Each line containing the word "probability" must be reported.

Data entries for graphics
** BEGIN **

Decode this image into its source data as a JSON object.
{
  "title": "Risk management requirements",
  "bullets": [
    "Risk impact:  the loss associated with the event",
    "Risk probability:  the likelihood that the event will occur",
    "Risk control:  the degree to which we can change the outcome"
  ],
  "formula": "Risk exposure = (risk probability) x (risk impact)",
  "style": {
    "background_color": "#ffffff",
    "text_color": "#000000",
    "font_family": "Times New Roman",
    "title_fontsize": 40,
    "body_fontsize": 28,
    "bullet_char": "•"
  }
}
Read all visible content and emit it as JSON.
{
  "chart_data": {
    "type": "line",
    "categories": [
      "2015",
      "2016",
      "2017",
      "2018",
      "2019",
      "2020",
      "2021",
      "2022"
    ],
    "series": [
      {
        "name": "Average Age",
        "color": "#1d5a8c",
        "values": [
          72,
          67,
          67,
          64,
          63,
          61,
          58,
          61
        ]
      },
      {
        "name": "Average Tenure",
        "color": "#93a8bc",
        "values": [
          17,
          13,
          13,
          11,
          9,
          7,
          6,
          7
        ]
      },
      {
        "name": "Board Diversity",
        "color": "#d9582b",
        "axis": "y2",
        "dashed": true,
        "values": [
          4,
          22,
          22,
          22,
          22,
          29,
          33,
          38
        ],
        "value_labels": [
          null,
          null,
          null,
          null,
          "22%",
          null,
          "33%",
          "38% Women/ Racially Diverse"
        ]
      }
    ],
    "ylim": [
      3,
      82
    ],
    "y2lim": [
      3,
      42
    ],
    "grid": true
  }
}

** END **

### Expected answer
    "Risk probability:  the likelihood that the event will occur",
  "formula": "Risk exposure = (risk probability) x (risk impact)",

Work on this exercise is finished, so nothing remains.